> [EXERCISE INSTRUCTIONS]:
Search the listing for the string "style" and copy every line that contains it.

> [DATA]:
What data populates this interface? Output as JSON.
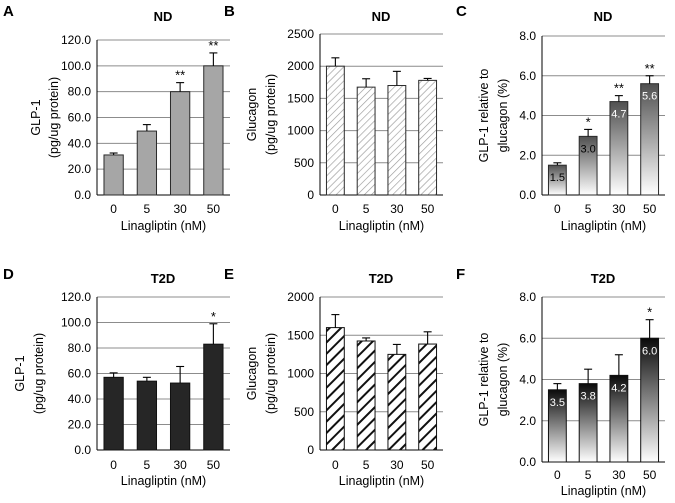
{
  "chart_data": [
    {
      "panel": "A",
      "type": "bar",
      "title": "ND",
      "ylabel": [
        "GLP-1",
        "(pg/ug protein)"
      ],
      "xlabel": "Linagliptin (nM)",
      "categories": [
        "0",
        "5",
        "30",
        "50"
      ],
      "values": [
        31,
        49.5,
        80,
        100
      ],
      "errors": [
        1.5,
        5,
        7,
        10
      ],
      "significance": [
        "",
        "",
        "**",
        "**"
      ],
      "ylim": [
        0,
        120
      ],
      "yticks": [
        "0.0",
        "20.0",
        "40.0",
        "60.0",
        "80.0",
        "100.0",
        "120.0"
      ],
      "style": "solid-gray",
      "grid": true
    },
    {
      "panel": "B",
      "type": "bar",
      "title": "ND",
      "ylabel": [
        "Glucagon",
        "(pg/ug protein)"
      ],
      "xlabel": "Linagliptin (nM)",
      "categories": [
        "0",
        "5",
        "30",
        "50"
      ],
      "values": [
        2000,
        1675,
        1700,
        1780
      ],
      "errors": [
        130,
        130,
        220,
        30
      ],
      "significance": [
        "",
        "",
        "",
        ""
      ],
      "ylim": [
        0,
        2500
      ],
      "yticks": [
        "0",
        "500",
        "1000",
        "1500",
        "2000",
        "2500"
      ],
      "style": "hatch-light",
      "grid": true
    },
    {
      "panel": "C",
      "type": "bar",
      "title": "ND",
      "ylabel": [
        "GLP-1 relative to",
        "glucagon (%)"
      ],
      "xlabel": "Linagliptin (nM)",
      "categories": [
        "0",
        "5",
        "30",
        "50"
      ],
      "values": [
        1.5,
        2.95,
        4.7,
        5.6
      ],
      "errors": [
        0.12,
        0.35,
        0.3,
        0.4
      ],
      "data_labels": [
        "1.5",
        "3.0",
        "4.7",
        "5.6"
      ],
      "significance": [
        "",
        "*",
        "**",
        "**"
      ],
      "ylim": [
        0,
        8
      ],
      "yticks": [
        "0.0",
        "2.0",
        "4.0",
        "6.0",
        "8.0"
      ],
      "style": "gradient-gray",
      "grid": true
    },
    {
      "panel": "D",
      "type": "bar",
      "title": "T2D",
      "ylabel": [
        "GLP-1",
        "(pg/ug protein)"
      ],
      "xlabel": "Linagliptin (nM)",
      "categories": [
        "0",
        "5",
        "30",
        "50"
      ],
      "values": [
        57,
        54,
        52.5,
        83
      ],
      "errors": [
        3.5,
        3,
        13,
        16
      ],
      "significance": [
        "",
        "",
        "",
        "*"
      ],
      "ylim": [
        0,
        120
      ],
      "yticks": [
        "0.0",
        "20.0",
        "40.0",
        "60.0",
        "80.0",
        "100.0",
        "120.0"
      ],
      "style": "solid-dark",
      "grid": true
    },
    {
      "panel": "E",
      "type": "bar",
      "title": "T2D",
      "ylabel": [
        "Glucagon",
        "(pg/ug protein)"
      ],
      "xlabel": "Linagliptin (nM)",
      "categories": [
        "0",
        "5",
        "30",
        "50"
      ],
      "values": [
        1600,
        1425,
        1250,
        1385
      ],
      "errors": [
        170,
        40,
        130,
        160
      ],
      "significance": [
        "",
        "",
        "",
        ""
      ],
      "ylim": [
        0,
        2000
      ],
      "yticks": [
        "0",
        "500",
        "1000",
        "1500",
        "2000"
      ],
      "style": "hatch-dark",
      "grid": true
    },
    {
      "panel": "F",
      "type": "bar",
      "title": "T2D",
      "ylabel": [
        "GLP-1 relative to",
        "glucagon (%)"
      ],
      "xlabel": "Linagliptin (nM)",
      "categories": [
        "0",
        "5",
        "30",
        "50"
      ],
      "values": [
        3.5,
        3.8,
        4.2,
        6.0
      ],
      "errors": [
        0.3,
        0.7,
        1.0,
        0.9
      ],
      "data_labels": [
        "3.5",
        "3.8",
        "4.2",
        "6.0"
      ],
      "significance": [
        "",
        "",
        "",
        "*"
      ],
      "ylim": [
        0,
        8
      ],
      "yticks": [
        "0.0",
        "2.0",
        "4.0",
        "6.0",
        "8.0"
      ],
      "style": "gradient-dark",
      "grid": true
    }
  ]
}
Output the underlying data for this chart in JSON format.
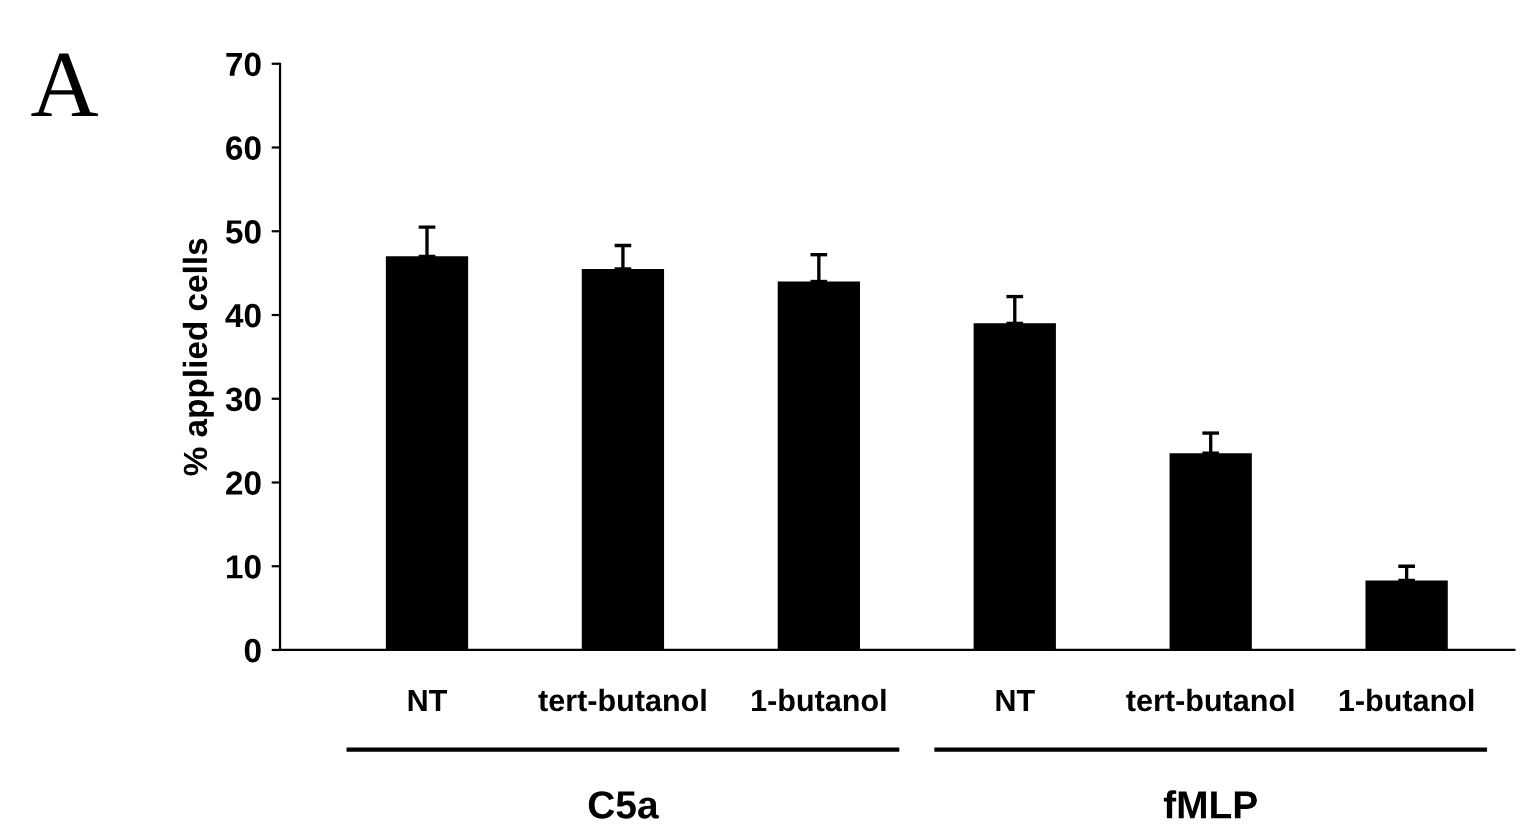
{
  "chart_data": {
    "type": "bar",
    "ylabel": "% applied cells",
    "categories": [
      "NT",
      "tert-butanol",
      "1-butanol",
      "NT",
      "tert-butanol",
      "1-butanol"
    ],
    "values": [
      47,
      45.5,
      44,
      39,
      23.5,
      8.3
    ],
    "errors": [
      [
        47,
        50.5
      ],
      [
        45.5,
        48.3
      ],
      [
        44,
        47.2
      ],
      [
        39,
        42.2
      ],
      [
        23.5,
        25.9
      ],
      [
        8.3,
        10
      ]
    ],
    "color": "#000000",
    "ylim": [
      0,
      70
    ],
    "yticks": [
      0,
      10,
      20,
      30,
      40,
      50,
      60,
      70
    ],
    "grid": false,
    "annotations": [
      "A",
      "C5a",
      "fMLP"
    ]
  }
}
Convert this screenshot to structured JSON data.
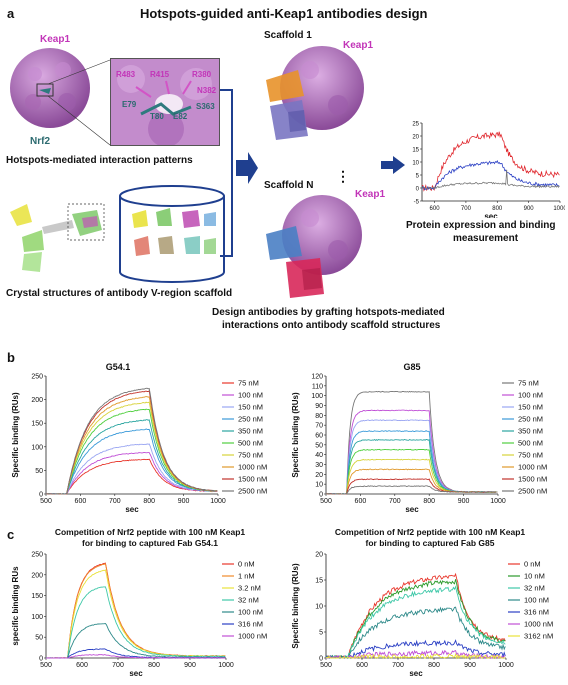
{
  "panel_a": {
    "letter": "a",
    "title": "Hotspots-guided anti-Keap1 antibodies design",
    "keap1_label": "Keap1",
    "nrf2_label": "Nrf2",
    "residues": [
      "R483",
      "R415",
      "R380",
      "N382",
      "E79",
      "T80",
      "E82",
      "S363"
    ],
    "hotspots_caption": "Hotspots-mediated interaction patterns",
    "crystal_caption": "Crystal structures of antibody V-region scaffold",
    "scaffold1_label": "Scaffold 1",
    "scaffold1_keap1": "Keap1",
    "scaffoldN_label": "Scaffold N",
    "scaffoldN_keap1": "Keap1",
    "dots": "⋮",
    "design_caption_line1": "Design antibodies by grafting hotspots-mediated",
    "design_caption_line2": "interactions onto antibody scaffold structures",
    "protein_caption_line1": "Protein expression and binding",
    "protein_caption_line2": "measurement",
    "colors": {
      "keap1": "#b573c6",
      "nrf2": "#2e7a7e",
      "arrow": "#1f3f8f"
    },
    "mini_chart": {
      "type": "line",
      "xlabel": "sec",
      "xlim": [
        560,
        1000
      ],
      "ylim": [
        -5,
        25
      ],
      "xticks": [
        600,
        700,
        800,
        900,
        1000
      ],
      "yticks": [
        -5,
        0,
        5,
        10,
        15,
        20,
        25
      ],
      "series": [
        {
          "color": "#e0262c",
          "plateau": 21,
          "end": 5
        },
        {
          "color": "#2a3fc4",
          "plateau": 10,
          "end": 1
        },
        {
          "color": "#777777",
          "plateau": 2,
          "end": 0.5
        }
      ]
    }
  },
  "panel_b": {
    "letter": "b",
    "charts": [
      {
        "title": "G54.1",
        "ylabel": "Specific binding (RUs)",
        "xlabel": "sec",
        "xlim": [
          500,
          1000
        ],
        "ylim": [
          0,
          250
        ],
        "xticks": [
          500,
          600,
          700,
          800,
          900,
          1000
        ],
        "yticks": [
          0,
          50,
          100,
          150,
          200,
          250
        ],
        "legend": [
          "75 nM",
          "100 nM",
          "150 nM",
          "250 nM",
          "350 nM",
          "500 nM",
          "750 nM",
          "1000 nM",
          "1500 nM",
          "2500 nM"
        ],
        "colors": [
          "#e8372c",
          "#c04fd6",
          "#9aa6f2",
          "#3a9ad9",
          "#2aa5a0",
          "#4fcf3e",
          "#d7d33a",
          "#e09a2c",
          "#c2312a",
          "#777777"
        ],
        "plateaus": [
          75,
          90,
          108,
          140,
          160,
          183,
          198,
          210,
          222,
          228
        ],
        "dissoc_end": 5
      },
      {
        "title": "G85",
        "ylabel": "Specific binding (RUs)",
        "xlabel": "sec",
        "xlim": [
          500,
          1000
        ],
        "ylim": [
          0,
          120
        ],
        "xticks": [
          500,
          600,
          700,
          800,
          900,
          1000
        ],
        "yticks": [
          0,
          10,
          20,
          30,
          40,
          50,
          60,
          70,
          80,
          90,
          100,
          110,
          120
        ],
        "legend": [
          "75 nM",
          "100 nM",
          "150 nM",
          "250 nM",
          "350 nM",
          "500 nM",
          "750 nM",
          "1000 nM",
          "1500 nM",
          "2500 nM"
        ],
        "colors": [
          "#777777",
          "#c04fd6",
          "#9aa6f2",
          "#3a9ad9",
          "#2aa5a0",
          "#4fcf3e",
          "#d7d33a",
          "#e09a2c",
          "#c2312a",
          "#777777"
        ],
        "plateaus": [
          104,
          85,
          75,
          64,
          55,
          45,
          35,
          25,
          15,
          8
        ],
        "dissoc_end": 2
      }
    ]
  },
  "panel_c": {
    "letter": "c",
    "charts": [
      {
        "title_line1": "Competition of Nrf2 peptide with 100 nM Keap1",
        "title_line2": "for binding to captured Fab G54.1",
        "ylabel": "specific binding RUs",
        "xlabel": "sec",
        "xlim": [
          500,
          1000
        ],
        "ylim": [
          0,
          250
        ],
        "xticks": [
          500,
          600,
          700,
          800,
          900,
          1000
        ],
        "yticks": [
          0,
          50,
          100,
          150,
          200,
          250
        ],
        "legend": [
          "0 nM",
          "1 nM",
          "3.2 nM",
          "32 nM",
          "100 nM",
          "316 nM",
          "1000 nM"
        ],
        "colors": [
          "#e8372c",
          "#f08a2a",
          "#e8e23a",
          "#3ec8a8",
          "#2e8a8a",
          "#2a3fc4",
          "#c04fd6"
        ],
        "peaks": [
          232,
          230,
          215,
          175,
          85,
          22,
          8
        ],
        "dissoc_end": 5
      },
      {
        "title_line1": "Competition of Nrf2 peptide with 100 nM Keap1",
        "title_line2": "for binding to captured Fab G85",
        "ylabel": "Specific binding (RUs)",
        "xlabel": "sec",
        "xlim": [
          500,
          1000
        ],
        "ylim": [
          0,
          20
        ],
        "xticks": [
          500,
          600,
          700,
          800,
          900,
          1000
        ],
        "yticks": [
          0,
          5,
          10,
          15,
          20
        ],
        "legend": [
          "0 nM",
          "10 nM",
          "32 nM",
          "100 nM",
          "316 nM",
          "1000 nM",
          "3162 nM"
        ],
        "colors": [
          "#e8372c",
          "#2a9a2a",
          "#3ec8a8",
          "#2e8a8a",
          "#2a3fc4",
          "#c04fd6",
          "#e8e23a"
        ],
        "peaks": [
          16,
          15,
          13.5,
          9.5,
          3,
          1,
          0.3
        ],
        "dissoc_end": 3
      }
    ]
  }
}
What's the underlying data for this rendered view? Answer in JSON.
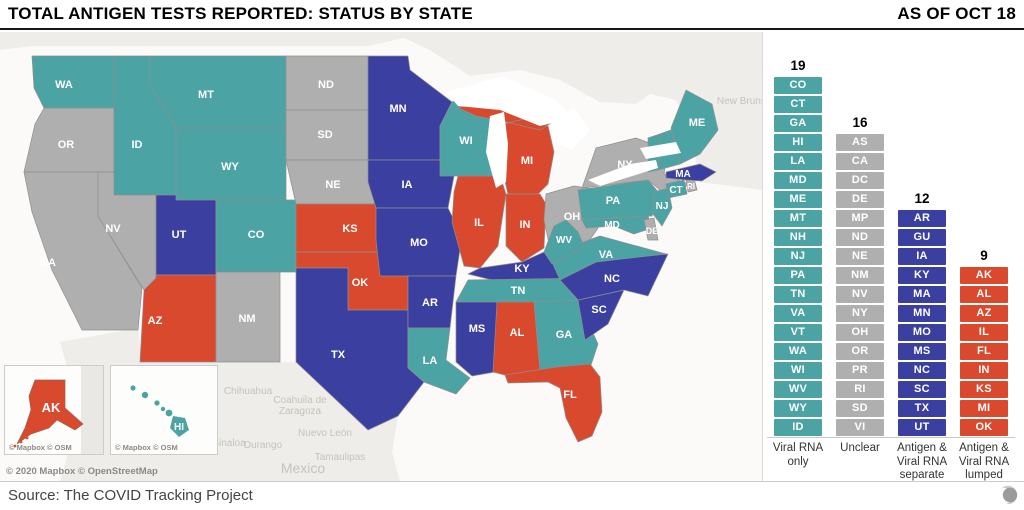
{
  "header": {
    "title": "TOTAL ANTIGEN TESTS REPORTED: STATUS BY STATE",
    "as_of": "AS OF OCT 18"
  },
  "colors": {
    "viral_rna_only": "#4BA3A4",
    "unclear": "#AFAFAF",
    "antigen_viral_separate": "#3B3F9F",
    "antigen_viral_lumped": "#D9492E",
    "water": "#FBFAF8",
    "foreign_land": "#EFEDE9",
    "state_border": "#8f8f8f"
  },
  "legend_columns": [
    {
      "count": "19",
      "label": "Viral RNA only",
      "color_key": "viral_rna_only",
      "states": [
        "CO",
        "CT",
        "GA",
        "HI",
        "LA",
        "MD",
        "ME",
        "MT",
        "NH",
        "NJ",
        "PA",
        "TN",
        "VA",
        "VT",
        "WA",
        "WI",
        "WV",
        "WY",
        "ID"
      ]
    },
    {
      "count": "16",
      "label": "Unclear",
      "color_key": "unclear",
      "states": [
        "AS",
        "CA",
        "DC",
        "DE",
        "MP",
        "ND",
        "NE",
        "NM",
        "NV",
        "NY",
        "OH",
        "OR",
        "PR",
        "RI",
        "SD",
        "VI"
      ]
    },
    {
      "count": "12",
      "label": "Antigen & Viral RNA separate",
      "color_key": "antigen_viral_separate",
      "states": [
        "AR",
        "GU",
        "IA",
        "KY",
        "MA",
        "MN",
        "MO",
        "MS",
        "NC",
        "SC",
        "TX",
        "UT"
      ]
    },
    {
      "count": "9",
      "label": "Antigen & Viral RNA lumped",
      "color_key": "antigen_viral_lumped",
      "states": [
        "AK",
        "AL",
        "AZ",
        "IL",
        "FL",
        "IN",
        "KS",
        "MI",
        "OK"
      ]
    }
  ],
  "map": {
    "attribution": "© 2020 Mapbox © OpenStreetMap",
    "inset_attribution": "© Mapbox © OSM",
    "alaska_label": "AK",
    "hawaii_label": "HI",
    "background_labels": [
      "New Brunsw",
      "Chihuahua",
      "Coahuila de",
      "Zaragoza",
      "Nuevo León",
      "Sinaloa",
      "Durango",
      "Tamaulipas",
      "Mexico"
    ]
  },
  "footer": {
    "source": "Source: The COVID Tracking Project"
  },
  "chart_data": {
    "type": "bar",
    "title": "TOTAL ANTIGEN TESTS REPORTED: STATUS BY STATE",
    "subtitle": "AS OF OCT 18",
    "categories": [
      "Viral RNA only",
      "Unclear",
      "Antigen & Viral RNA separate",
      "Antigen & Viral RNA lumped"
    ],
    "values": [
      19,
      16,
      12,
      9
    ],
    "colors": [
      "#4BA3A4",
      "#AFAFAF",
      "#3B3F9F",
      "#D9492E"
    ],
    "bar_members": {
      "Viral RNA only": [
        "CO",
        "CT",
        "GA",
        "HI",
        "LA",
        "MD",
        "ME",
        "MT",
        "NH",
        "NJ",
        "PA",
        "TN",
        "VA",
        "VT",
        "WA",
        "WI",
        "WV",
        "WY",
        "ID"
      ],
      "Unclear": [
        "AS",
        "CA",
        "DC",
        "DE",
        "MP",
        "ND",
        "NE",
        "NM",
        "NV",
        "NY",
        "OH",
        "OR",
        "PR",
        "RI",
        "SD",
        "VI"
      ],
      "Antigen & Viral RNA separate": [
        "AR",
        "GU",
        "IA",
        "KY",
        "MA",
        "MN",
        "MO",
        "MS",
        "NC",
        "SC",
        "TX",
        "UT"
      ],
      "Antigen & Viral RNA lumped": [
        "AK",
        "AL",
        "AZ",
        "IL",
        "FL",
        "IN",
        "KS",
        "MI",
        "OK"
      ]
    },
    "legend_position": "right",
    "grid": false
  }
}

> [RESULT]:
      "style": "solid-gray",
      "style": "hatch-light",
      "style": "gradient-gray",
      "style": "solid-dark",
      "style": "hatch-dark",
      "style": "gradient-dark",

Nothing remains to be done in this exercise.